Directive>
Reproduce all of the material word for word.

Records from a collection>
start

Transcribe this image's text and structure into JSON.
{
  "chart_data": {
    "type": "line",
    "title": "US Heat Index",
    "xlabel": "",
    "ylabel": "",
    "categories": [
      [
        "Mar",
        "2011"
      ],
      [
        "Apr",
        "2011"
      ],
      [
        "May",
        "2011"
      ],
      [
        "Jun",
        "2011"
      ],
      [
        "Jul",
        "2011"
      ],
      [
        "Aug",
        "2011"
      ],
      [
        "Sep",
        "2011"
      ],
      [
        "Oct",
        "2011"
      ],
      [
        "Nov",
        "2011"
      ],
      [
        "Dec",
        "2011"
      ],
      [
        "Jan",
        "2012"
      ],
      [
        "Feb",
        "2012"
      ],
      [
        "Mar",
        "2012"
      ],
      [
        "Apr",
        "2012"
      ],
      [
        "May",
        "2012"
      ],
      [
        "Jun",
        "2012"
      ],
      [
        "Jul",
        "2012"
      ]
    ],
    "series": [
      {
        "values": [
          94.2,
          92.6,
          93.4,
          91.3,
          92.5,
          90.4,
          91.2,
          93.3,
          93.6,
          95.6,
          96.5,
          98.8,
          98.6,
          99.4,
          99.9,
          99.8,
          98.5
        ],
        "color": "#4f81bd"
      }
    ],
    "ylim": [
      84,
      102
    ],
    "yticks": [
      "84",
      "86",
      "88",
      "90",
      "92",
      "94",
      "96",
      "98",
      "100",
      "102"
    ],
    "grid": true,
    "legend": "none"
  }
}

end

Answer to this task>
Transcribe this image's text and structure into JSON.
{
  "chart_data": {
    "type": "line",
    "title": "US Heat Index",
    "xlabel": "",
    "ylabel": "",
    "categories": [
      [
        "Mar",
        "2011"
      ],
      [
        "Apr",
        "2011"
      ],
      [
        "May",
        "2011"
      ],
      [
        "Jun",
        "2011"
      ],
      [
        "Jul",
        "2011"
      ],
      [
        "Aug",
        "2011"
      ],
      [
        "Sep",
        "2011"
      ],
      [
        "Oct",
        "2011"
      ],
      [
        "Nov",
        "2011"
      ],
      [
        "Dec",
        "2011"
      ],
      [
        "Jan",
        "2012"
      ],
      [
        "Feb",
        "2012"
      ],
      [
        "Mar",
        "2012"
      ],
      [
        "Apr",
        "2012"
      ],
      [
        "May",
        "2012"
      ],
      [
        "Jun",
        "2012"
      ],
      [
        "Jul",
        "2012"
      ]
    ],
    "series": [
      {
        "values": [
          94.2,
          92.6,
          93.4,
          91.3,
          92.5,
          90.4,
          91.2,
          93.3,
          93.6,
          95.6,
          96.5,
          98.8,
          98.6,
          99.4,
          99.9,
          99.8,
          98.5
        ],
        "color": "#4f81bd"
      }
    ],
    "ylim": [
      84,
      102
    ],
    "yticks": [
      "84",
      "86",
      "88",
      "90",
      "92",
      "94",
      "96",
      "98",
      "100",
      "102"
    ],
    "grid": true,
    "legend": "none"
  }
}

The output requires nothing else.